Collected data:
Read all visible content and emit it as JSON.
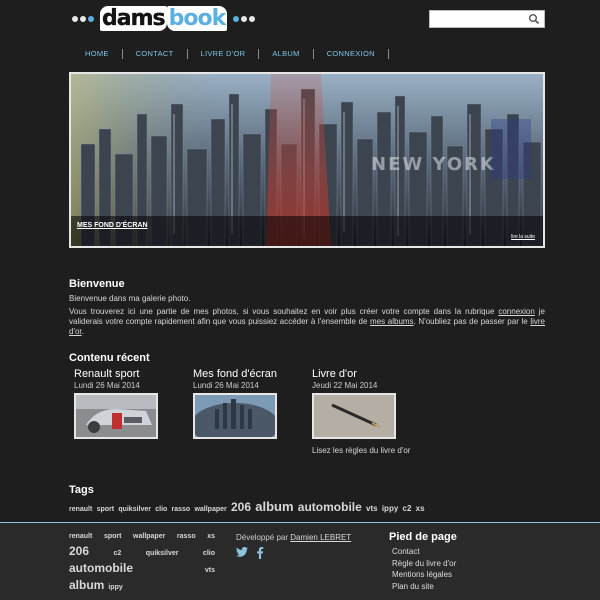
{
  "header": {
    "logo_part1": "dams",
    "logo_part2": "book",
    "search_placeholder": "",
    "colors": {
      "dot_light": "#e8e8e8",
      "dot_blue": "#5bb0e0",
      "dot_grey": "#9a9a9a"
    }
  },
  "nav": {
    "items": [
      "HOME",
      "CONTACT",
      "LIVRE D'OR",
      "ALBUM",
      "CONNEXION"
    ],
    "color": "#7fc6e8"
  },
  "banner": {
    "title": "MES FOND D'ÉCRAN",
    "more_label": "lire la suite",
    "overlay_text": "NEW YORK"
  },
  "welcome": {
    "title": "Bienvenue",
    "intro": "Bienvenue dans ma galerie photo.",
    "text_part1": "Vous trouverez ici une partie de mes photos, si vous souhaitez en voir plus créer votre compte dans la rubrique ",
    "link_connexion": "connexion",
    "text_part2": " je validerais votre compte rapidement afin que vous puissiez accéder à l'ensemble de ",
    "link_albums": "mes albums",
    "text_part3": ". N'oubliez pas de passer par le ",
    "link_livre": "livre d'or",
    "text_part4": "."
  },
  "recent": {
    "title": "Contenu récent",
    "items": [
      {
        "title": "Renault sport",
        "date": "Lundi 26 Mai 2014",
        "description": "",
        "thumb_icon": "car-photo-icon"
      },
      {
        "title": "Mes fond d'écran",
        "date": "Lundi 26 Mai 2014",
        "description": "",
        "thumb_icon": "city-photo-icon"
      },
      {
        "title": "Livre d'or",
        "date": "Jeudi 22 Mai 2014",
        "description": "Lisez les règles du livre d'or",
        "thumb_icon": "pen-photo-icon"
      }
    ]
  },
  "tags": {
    "title": "Tags",
    "items": [
      {
        "label": "renault",
        "size": "s"
      },
      {
        "label": "sport",
        "size": "s"
      },
      {
        "label": "quiksilver",
        "size": "s"
      },
      {
        "label": "clio",
        "size": "s"
      },
      {
        "label": "rasso",
        "size": "s"
      },
      {
        "label": "wallpaper",
        "size": "s"
      },
      {
        "label": "206",
        "size": "l"
      },
      {
        "label": "album",
        "size": "xl"
      },
      {
        "label": "automobile",
        "size": "l"
      },
      {
        "label": "vts",
        "size": "m"
      },
      {
        "label": "ippy",
        "size": "m"
      },
      {
        "label": "c2",
        "size": "m"
      },
      {
        "label": "xs",
        "size": "m"
      }
    ]
  },
  "footer": {
    "tags": {
      "row1": [
        "renault",
        "sport",
        "wallpaper",
        "rasso",
        "xs"
      ],
      "row2": [
        "206",
        "c2",
        "quiksilver",
        "clio"
      ],
      "row3": [
        "automobile",
        "vts"
      ],
      "row4": [
        "album",
        "ippy"
      ]
    },
    "dev_label": "Développé par",
    "dev_name": "Damien LEBRET",
    "links_title": "Pied de page",
    "links": [
      "Contact",
      "Règle du livre d'or",
      "Mentions légales",
      "Plan du site"
    ],
    "accent": "#8ec3e0"
  }
}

### Given instruction
Select and copy every line of the material that holds the string "compte".

### Exercise answer
    "text_part1": "Vous trouverez ici une partie de mes photos, si vous souhaitez en voir plus créer votre compte dans la rubrique ",
    "text_part2": " je validerais votre compte rapidement afin que vous puissiez accéder à l'ensemble de ",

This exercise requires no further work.